>> Start Entries supplied
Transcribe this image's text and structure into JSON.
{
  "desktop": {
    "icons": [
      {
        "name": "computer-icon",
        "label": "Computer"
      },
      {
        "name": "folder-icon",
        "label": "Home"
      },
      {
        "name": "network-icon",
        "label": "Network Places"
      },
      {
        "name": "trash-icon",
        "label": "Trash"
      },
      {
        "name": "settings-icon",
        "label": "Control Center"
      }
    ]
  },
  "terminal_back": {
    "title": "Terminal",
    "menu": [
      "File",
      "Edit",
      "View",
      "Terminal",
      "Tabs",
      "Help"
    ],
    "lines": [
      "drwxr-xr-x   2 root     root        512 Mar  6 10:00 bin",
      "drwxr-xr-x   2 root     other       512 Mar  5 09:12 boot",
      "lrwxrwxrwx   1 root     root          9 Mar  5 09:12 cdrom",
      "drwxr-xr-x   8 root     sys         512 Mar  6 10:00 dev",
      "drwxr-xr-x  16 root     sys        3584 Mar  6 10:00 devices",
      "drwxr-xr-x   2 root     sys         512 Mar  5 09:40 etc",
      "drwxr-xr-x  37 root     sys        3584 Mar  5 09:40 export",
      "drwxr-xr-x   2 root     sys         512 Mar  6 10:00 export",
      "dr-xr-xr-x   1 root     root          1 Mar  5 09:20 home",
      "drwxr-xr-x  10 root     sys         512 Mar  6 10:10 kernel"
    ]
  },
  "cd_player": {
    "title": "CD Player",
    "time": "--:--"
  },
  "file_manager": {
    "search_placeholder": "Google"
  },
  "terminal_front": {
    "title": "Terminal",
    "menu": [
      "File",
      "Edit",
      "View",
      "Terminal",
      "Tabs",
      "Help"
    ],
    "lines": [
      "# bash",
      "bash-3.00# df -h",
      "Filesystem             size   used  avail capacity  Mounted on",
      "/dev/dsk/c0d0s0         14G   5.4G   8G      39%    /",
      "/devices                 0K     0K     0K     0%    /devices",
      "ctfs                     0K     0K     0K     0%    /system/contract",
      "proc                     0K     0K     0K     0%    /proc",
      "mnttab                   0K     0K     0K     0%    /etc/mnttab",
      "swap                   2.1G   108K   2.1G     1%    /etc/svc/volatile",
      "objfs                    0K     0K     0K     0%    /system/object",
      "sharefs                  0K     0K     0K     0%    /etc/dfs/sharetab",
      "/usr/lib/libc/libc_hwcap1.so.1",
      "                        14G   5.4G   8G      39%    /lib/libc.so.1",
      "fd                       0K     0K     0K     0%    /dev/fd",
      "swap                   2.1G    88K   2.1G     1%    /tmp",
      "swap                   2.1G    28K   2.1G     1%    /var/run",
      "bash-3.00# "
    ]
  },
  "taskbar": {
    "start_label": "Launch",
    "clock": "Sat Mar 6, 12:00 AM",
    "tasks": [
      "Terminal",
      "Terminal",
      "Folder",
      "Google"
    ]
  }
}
>> End Entries supplied
• _Given exercise_
Retype the records above exactly.

• _Response for this exercise_
Transcribe this image's text and structure into JSON.
{
  "desktop": {
    "icons": [
      {
        "name": "computer-icon",
        "label": "Computer"
      },
      {
        "name": "folder-icon",
        "label": "Home"
      },
      {
        "name": "network-icon",
        "label": "Network Places"
      },
      {
        "name": "trash-icon",
        "label": "Trash"
      },
      {
        "name": "settings-icon",
        "label": "Control Center"
      }
    ]
  },
  "terminal_back": {
    "title": "Terminal",
    "menu": [
      "File",
      "Edit",
      "View",
      "Terminal",
      "Tabs",
      "Help"
    ],
    "lines": [
      "drwxr-xr-x   2 root     root        512 Mar  6 10:00 bin",
      "drwxr-xr-x   2 root     other       512 Mar  5 09:12 boot",
      "lrwxrwxrwx   1 root     root          9 Mar  5 09:12 cdrom",
      "drwxr-xr-x   8 root     sys         512 Mar  6 10:00 dev",
      "drwxr-xr-x  16 root     sys        3584 Mar  6 10:00 devices",
      "drwxr-xr-x   2 root     sys         512 Mar  5 09:40 etc",
      "drwxr-xr-x  37 root     sys        3584 Mar  5 09:40 export",
      "drwxr-xr-x   2 root     sys         512 Mar  6 10:00 export",
      "dr-xr-xr-x   1 root     root          1 Mar  5 09:20 home",
      "drwxr-xr-x  10 root     sys         512 Mar  6 10:10 kernel"
    ]
  },
  "cd_player": {
    "title": "CD Player",
    "time": "--:--"
  },
  "file_manager": {
    "search_placeholder": "Google"
  },
  "terminal_front": {
    "title": "Terminal",
    "menu": [
      "File",
      "Edit",
      "View",
      "Terminal",
      "Tabs",
      "Help"
    ],
    "lines": [
      "# bash",
      "bash-3.00# df -h",
      "Filesystem             size   used  avail capacity  Mounted on",
      "/dev/dsk/c0d0s0         14G   5.4G   8G      39%    /",
      "/devices                 0K     0K     0K     0%    /devices",
      "ctfs                     0K     0K     0K     0%    /system/contract",
      "proc                     0K     0K     0K     0%    /proc",
      "mnttab                   0K     0K     0K     0%    /etc/mnttab",
      "swap                   2.1G   108K   2.1G     1%    /etc/svc/volatile",
      "objfs                    0K     0K     0K     0%    /system/object",
      "sharefs                  0K     0K     0K     0%    /etc/dfs/sharetab",
      "/usr/lib/libc/libc_hwcap1.so.1",
      "                        14G   5.4G   8G      39%    /lib/libc.so.1",
      "fd                       0K     0K     0K     0%    /dev/fd",
      "swap                   2.1G    88K   2.1G     1%    /tmp",
      "swap                   2.1G    28K   2.1G     1%    /var/run",
      "bash-3.00# "
    ]
  },
  "taskbar": {
    "start_label": "Launch",
    "clock": "Sat Mar 6, 12:00 AM",
    "tasks": [
      "Terminal",
      "Terminal",
      "Folder",
      "Google"
    ]
  }
}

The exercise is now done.